**WORK ORDER**
Write out the entries again. Match each one exactly.

DATASET CONTENT: Begin

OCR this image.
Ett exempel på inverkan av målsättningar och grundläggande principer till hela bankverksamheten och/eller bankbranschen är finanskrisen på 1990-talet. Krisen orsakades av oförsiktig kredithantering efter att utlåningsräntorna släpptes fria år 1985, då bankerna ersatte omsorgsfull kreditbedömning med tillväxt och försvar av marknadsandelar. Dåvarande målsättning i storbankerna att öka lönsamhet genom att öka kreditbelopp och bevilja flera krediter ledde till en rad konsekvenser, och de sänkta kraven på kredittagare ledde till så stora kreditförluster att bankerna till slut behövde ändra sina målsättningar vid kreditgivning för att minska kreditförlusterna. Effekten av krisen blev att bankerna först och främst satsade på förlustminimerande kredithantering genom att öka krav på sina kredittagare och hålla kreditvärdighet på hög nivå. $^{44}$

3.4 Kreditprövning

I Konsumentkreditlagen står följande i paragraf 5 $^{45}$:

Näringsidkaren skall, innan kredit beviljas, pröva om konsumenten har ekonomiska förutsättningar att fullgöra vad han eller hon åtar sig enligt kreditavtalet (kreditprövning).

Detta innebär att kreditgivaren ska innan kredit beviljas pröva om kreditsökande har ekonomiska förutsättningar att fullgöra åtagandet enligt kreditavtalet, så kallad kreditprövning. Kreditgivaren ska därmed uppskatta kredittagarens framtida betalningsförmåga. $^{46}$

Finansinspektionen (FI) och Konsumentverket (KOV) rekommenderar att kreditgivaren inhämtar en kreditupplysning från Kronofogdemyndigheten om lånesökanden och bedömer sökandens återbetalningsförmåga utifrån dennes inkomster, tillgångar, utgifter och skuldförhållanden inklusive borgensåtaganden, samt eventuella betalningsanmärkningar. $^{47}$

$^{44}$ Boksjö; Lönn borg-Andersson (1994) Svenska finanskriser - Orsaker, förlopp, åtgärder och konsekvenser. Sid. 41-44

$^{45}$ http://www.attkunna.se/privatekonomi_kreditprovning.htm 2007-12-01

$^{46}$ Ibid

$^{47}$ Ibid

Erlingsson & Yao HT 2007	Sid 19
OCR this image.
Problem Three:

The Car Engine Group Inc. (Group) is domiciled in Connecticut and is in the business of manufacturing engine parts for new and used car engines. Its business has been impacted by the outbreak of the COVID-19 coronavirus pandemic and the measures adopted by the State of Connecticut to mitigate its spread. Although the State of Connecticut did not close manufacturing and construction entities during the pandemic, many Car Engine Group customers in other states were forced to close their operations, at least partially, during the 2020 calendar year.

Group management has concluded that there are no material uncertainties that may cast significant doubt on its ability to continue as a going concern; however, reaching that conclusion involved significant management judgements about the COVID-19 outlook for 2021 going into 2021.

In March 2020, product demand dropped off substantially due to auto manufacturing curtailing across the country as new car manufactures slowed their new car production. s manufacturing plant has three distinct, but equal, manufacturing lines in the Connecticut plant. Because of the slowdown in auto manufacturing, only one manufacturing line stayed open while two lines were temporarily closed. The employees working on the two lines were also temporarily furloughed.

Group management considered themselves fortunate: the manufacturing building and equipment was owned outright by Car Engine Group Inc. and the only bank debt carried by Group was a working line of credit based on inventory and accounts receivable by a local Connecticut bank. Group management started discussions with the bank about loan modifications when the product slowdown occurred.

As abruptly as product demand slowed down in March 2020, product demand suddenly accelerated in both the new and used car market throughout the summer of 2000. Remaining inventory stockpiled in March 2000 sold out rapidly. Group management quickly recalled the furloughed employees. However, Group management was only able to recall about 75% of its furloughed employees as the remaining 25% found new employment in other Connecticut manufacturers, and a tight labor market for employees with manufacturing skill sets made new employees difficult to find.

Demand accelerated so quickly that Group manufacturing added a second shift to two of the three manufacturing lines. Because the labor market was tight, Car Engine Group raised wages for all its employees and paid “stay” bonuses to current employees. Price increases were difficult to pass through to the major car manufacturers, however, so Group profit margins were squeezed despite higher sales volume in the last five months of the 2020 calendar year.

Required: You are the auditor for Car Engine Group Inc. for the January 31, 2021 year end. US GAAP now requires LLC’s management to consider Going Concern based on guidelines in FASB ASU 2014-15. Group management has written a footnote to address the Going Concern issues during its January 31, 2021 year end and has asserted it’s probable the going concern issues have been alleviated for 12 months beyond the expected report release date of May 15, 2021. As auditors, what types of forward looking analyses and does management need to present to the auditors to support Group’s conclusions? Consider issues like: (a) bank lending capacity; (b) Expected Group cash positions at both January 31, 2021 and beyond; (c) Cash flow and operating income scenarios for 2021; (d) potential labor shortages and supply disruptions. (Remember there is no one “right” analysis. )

DATASET CONTENT: End

**RESULT BELOW**
OCR this image.
Ett exempel på inverkan av målsättningar och grundläggande principer till hela bankverksamheten och/eller bankbranschen är finanskrisen på 1990-talet. Krisen orsakades av oförsiktig kredithantering efter att utlåningsräntorna släpptes fria år 1985, då bankerna ersatte omsorgsfull kreditbedömning med tillväxt och försvar av marknadsandelar. Dåvarande målsättning i storbankerna att öka lönsamhet genom att öka kreditbelopp och bevilja flera krediter ledde till en rad konsekvenser, och de sänkta kraven på kredittagare ledde till så stora kreditförluster att bankerna till slut behövde ändra sina målsättningar vid kreditgivning för att minska kreditförlusterna. Effekten av krisen blev att bankerna först och främst satsade på förlustminimerande kredithantering genom att öka krav på sina kredittagare och hålla kreditvärdighet på hög nivå. $^{44}$

3.4 Kreditprövning

I Konsumentkreditlagen står följande i paragraf 5 $^{45}$:

Näringsidkaren skall, innan kredit beviljas, pröva om konsumenten har ekonomiska förutsättningar att fullgöra vad han eller hon åtar sig enligt kreditavtalet (kreditprövning).

Detta innebär att kreditgivaren ska innan kredit beviljas pröva om kreditsökande har ekonomiska förutsättningar att fullgöra åtagandet enligt kreditavtalet, så kallad kreditprövning. Kreditgivaren ska därmed uppskatta kredittagarens framtida betalningsförmåga. $^{46}$

Finansinspektionen (FI) och Konsumentverket (KOV) rekommenderar att kreditgivaren inhämtar en kreditupplysning från Kronofogdemyndigheten om lånesökanden och bedömer sökandens återbetalningsförmåga utifrån dennes inkomster, tillgångar, utgifter och skuldförhållanden inklusive borgensåtaganden, samt eventuella betalningsanmärkningar. $^{47}$

$^{44}$ Boksjö; Lönn borg-Andersson (1994) Svenska finanskriser - Orsaker, förlopp, åtgärder och konsekvenser. Sid. 41-44

$^{45}$ http://www.attkunna.se/privatekonomi_kreditprovning.htm 2007-12-01

$^{46}$ Ibid

$^{47}$ Ibid

Erlingsson & Yao HT 2007	Sid 19
OCR this image.
Problem Three:

The Car Engine Group Inc. (Group) is domiciled in Connecticut and is in the business of manufacturing engine parts for new and used car engines. Its business has been impacted by the outbreak of the COVID-19 coronavirus pandemic and the measures adopted by the State of Connecticut to mitigate its spread. Although the State of Connecticut did not close manufacturing and construction entities during the pandemic, many Car Engine Group customers in other states were forced to close their operations, at least partially, during the 2020 calendar year.

Group management has concluded that there are no material uncertainties that may cast significant doubt on its ability to continue as a going concern; however, reaching that conclusion involved significant management judgements about the COVID-19 outlook for 2021 going into 2021.

In March 2020, product demand dropped off substantially due to auto manufacturing curtailing across the country as new car manufactures slowed their new car production. s manufacturing plant has three distinct, but equal, manufacturing lines in the Connecticut plant. Because of the slowdown in auto manufacturing, only one manufacturing line stayed open while two lines were temporarily closed. The employees working on the two lines were also temporarily furloughed.

Group management considered themselves fortunate: the manufacturing building and equipment was owned outright by Car Engine Group Inc. and the only bank debt carried by Group was a working line of credit based on inventory and accounts receivable by a local Connecticut bank. Group management started discussions with the bank about loan modifications when the product slowdown occurred.

As abruptly as product demand slowed down in March 2020, product demand suddenly accelerated in both the new and used car market throughout the summer of 2000. Remaining inventory stockpiled in March 2000 sold out rapidly. Group management quickly recalled the furloughed employees. However, Group management was only able to recall about 75% of its furloughed employees as the remaining 25% found new employment in other Connecticut manufacturers, and a tight labor market for employees with manufacturing skill sets made new employees difficult to find.

Demand accelerated so quickly that Group manufacturing added a second shift to two of the three manufacturing lines. Because the labor market was tight, Car Engine Group raised wages for all its employees and paid “stay” bonuses to current employees. Price increases were difficult to pass through to the major car manufacturers, however, so Group profit margins were squeezed despite higher sales volume in the last five months of the 2020 calendar year.

Required: You are the auditor for Car Engine Group Inc. for the January 31, 2021 year end. US GAAP now requires LLC’s management to consider Going Concern based on guidelines in FASB ASU 2014-15. Group management has written a footnote to address the Going Concern issues during its January 31, 2021 year end and has asserted it’s probable the going concern issues have been alleviated for 12 months beyond the expected report release date of May 15, 2021. As auditors, what types of forward looking analyses and does management need to present to the auditors to support Group’s conclusions? Consider issues like: (a) bank lending capacity; (b) Expected Group cash positions at both January 31, 2021 and beyond; (c) Cash flow and operating income scenarios for 2021; (d) potential labor shortages and supply disruptions. (Remember there is no one “right” analysis. )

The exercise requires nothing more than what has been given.